## Supplied material
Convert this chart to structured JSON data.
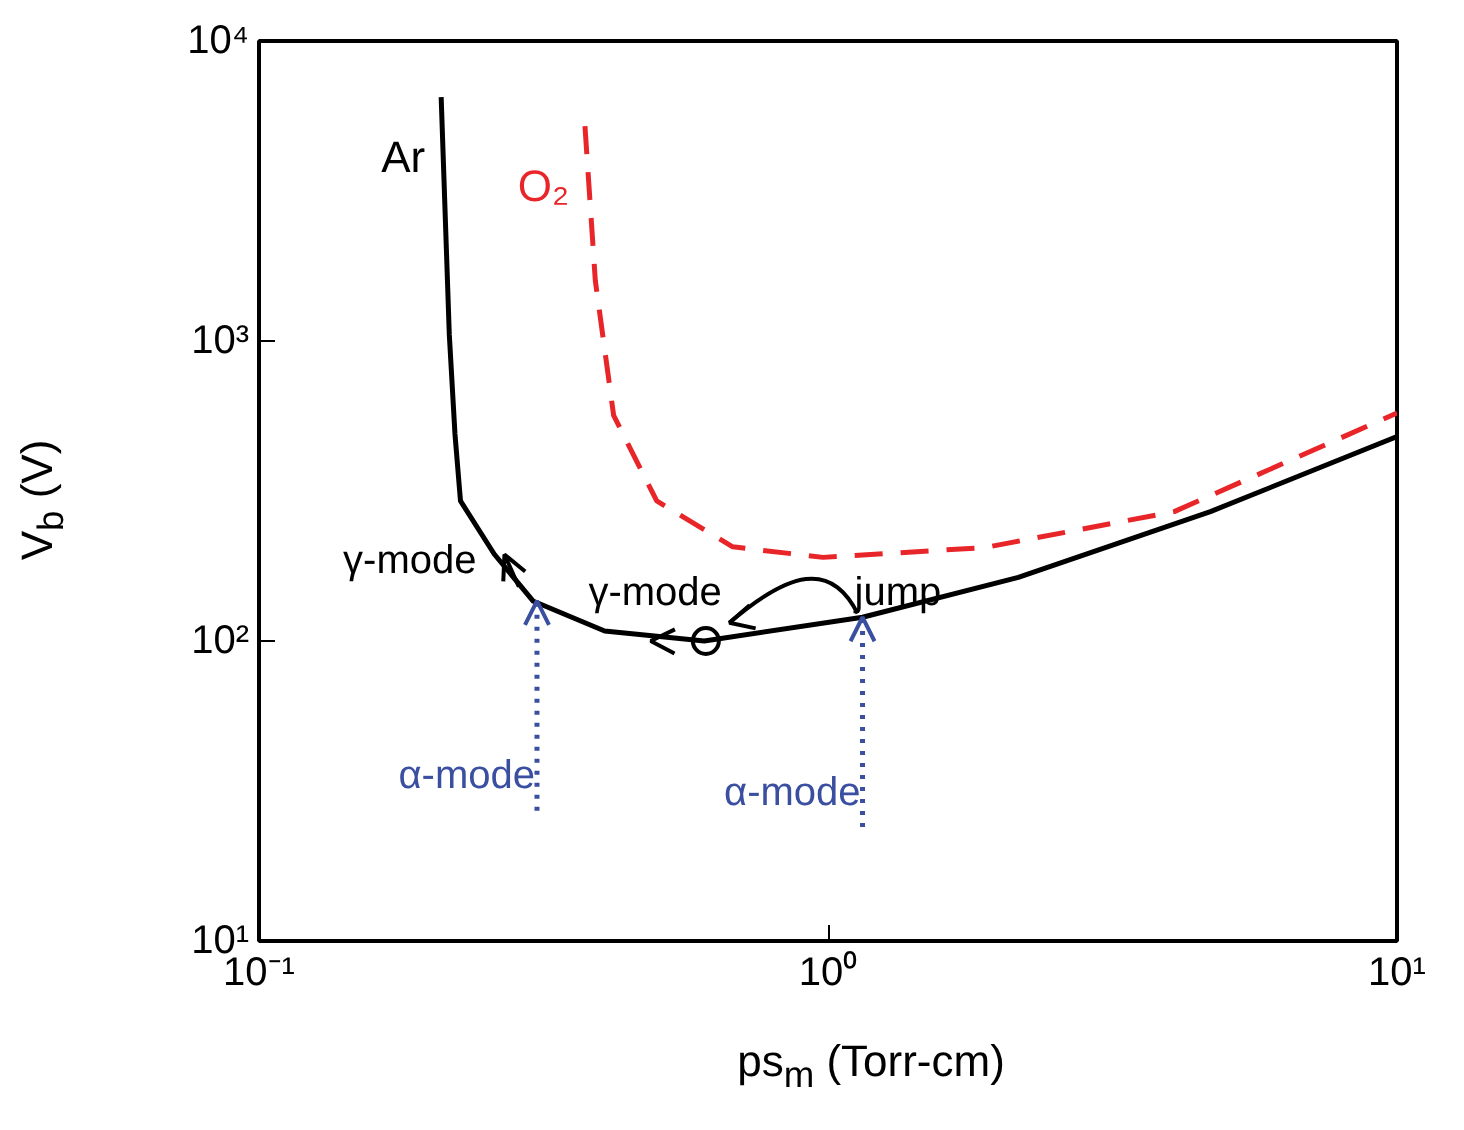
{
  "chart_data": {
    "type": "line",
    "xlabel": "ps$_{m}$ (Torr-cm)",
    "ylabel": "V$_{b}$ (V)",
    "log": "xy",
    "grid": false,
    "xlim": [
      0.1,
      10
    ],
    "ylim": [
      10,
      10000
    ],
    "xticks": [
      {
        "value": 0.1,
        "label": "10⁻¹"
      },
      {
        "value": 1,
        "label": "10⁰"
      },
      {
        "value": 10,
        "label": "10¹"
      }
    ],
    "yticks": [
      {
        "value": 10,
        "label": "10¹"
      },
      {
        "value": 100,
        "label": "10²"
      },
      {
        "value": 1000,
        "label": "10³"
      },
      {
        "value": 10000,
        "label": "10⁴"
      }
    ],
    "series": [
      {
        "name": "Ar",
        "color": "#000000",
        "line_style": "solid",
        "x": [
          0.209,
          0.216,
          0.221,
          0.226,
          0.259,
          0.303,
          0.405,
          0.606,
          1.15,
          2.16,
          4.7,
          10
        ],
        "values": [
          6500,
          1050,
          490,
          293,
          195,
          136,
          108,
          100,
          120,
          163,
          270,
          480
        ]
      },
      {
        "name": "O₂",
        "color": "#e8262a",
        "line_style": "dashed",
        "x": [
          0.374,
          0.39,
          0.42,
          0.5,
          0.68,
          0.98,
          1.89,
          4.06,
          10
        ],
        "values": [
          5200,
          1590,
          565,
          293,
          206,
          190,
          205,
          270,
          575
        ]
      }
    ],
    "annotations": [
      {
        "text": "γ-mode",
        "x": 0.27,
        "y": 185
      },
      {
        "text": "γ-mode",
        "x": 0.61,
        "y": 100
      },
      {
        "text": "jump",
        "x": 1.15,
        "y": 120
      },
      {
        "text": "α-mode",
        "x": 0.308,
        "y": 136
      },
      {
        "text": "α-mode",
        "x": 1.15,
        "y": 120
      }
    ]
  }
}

## Stated task
Copy each line exactly, and leave the pictures out of your copy.

## Exercise response
Convert this chart to structured JSON data.
{
  "chart_data": {
    "type": "line",
    "xlabel": "ps$_{m}$ (Torr-cm)",
    "ylabel": "V$_{b}$ (V)",
    "log": "xy",
    "grid": false,
    "xlim": [
      0.1,
      10
    ],
    "ylim": [
      10,
      10000
    ],
    "xticks": [
      {
        "value": 0.1,
        "label": "10⁻¹"
      },
      {
        "value": 1,
        "label": "10⁰"
      },
      {
        "value": 10,
        "label": "10¹"
      }
    ],
    "yticks": [
      {
        "value": 10,
        "label": "10¹"
      },
      {
        "value": 100,
        "label": "10²"
      },
      {
        "value": 1000,
        "label": "10³"
      },
      {
        "value": 10000,
        "label": "10⁴"
      }
    ],
    "series": [
      {
        "name": "Ar",
        "color": "#000000",
        "line_style": "solid",
        "x": [
          0.209,
          0.216,
          0.221,
          0.226,
          0.259,
          0.303,
          0.405,
          0.606,
          1.15,
          2.16,
          4.7,
          10
        ],
        "values": [
          6500,
          1050,
          490,
          293,
          195,
          136,
          108,
          100,
          120,
          163,
          270,
          480
        ]
      },
      {
        "name": "O₂",
        "color": "#e8262a",
        "line_style": "dashed",
        "x": [
          0.374,
          0.39,
          0.42,
          0.5,
          0.68,
          0.98,
          1.89,
          4.06,
          10
        ],
        "values": [
          5200,
          1590,
          565,
          293,
          206,
          190,
          205,
          270,
          575
        ]
      }
    ],
    "annotations": [
      {
        "text": "γ-mode",
        "x": 0.27,
        "y": 185
      },
      {
        "text": "γ-mode",
        "x": 0.61,
        "y": 100
      },
      {
        "text": "jump",
        "x": 1.15,
        "y": 120
      },
      {
        "text": "α-mode",
        "x": 0.308,
        "y": 136
      },
      {
        "text": "α-mode",
        "x": 1.15,
        "y": 120
      }
    ]
  }
}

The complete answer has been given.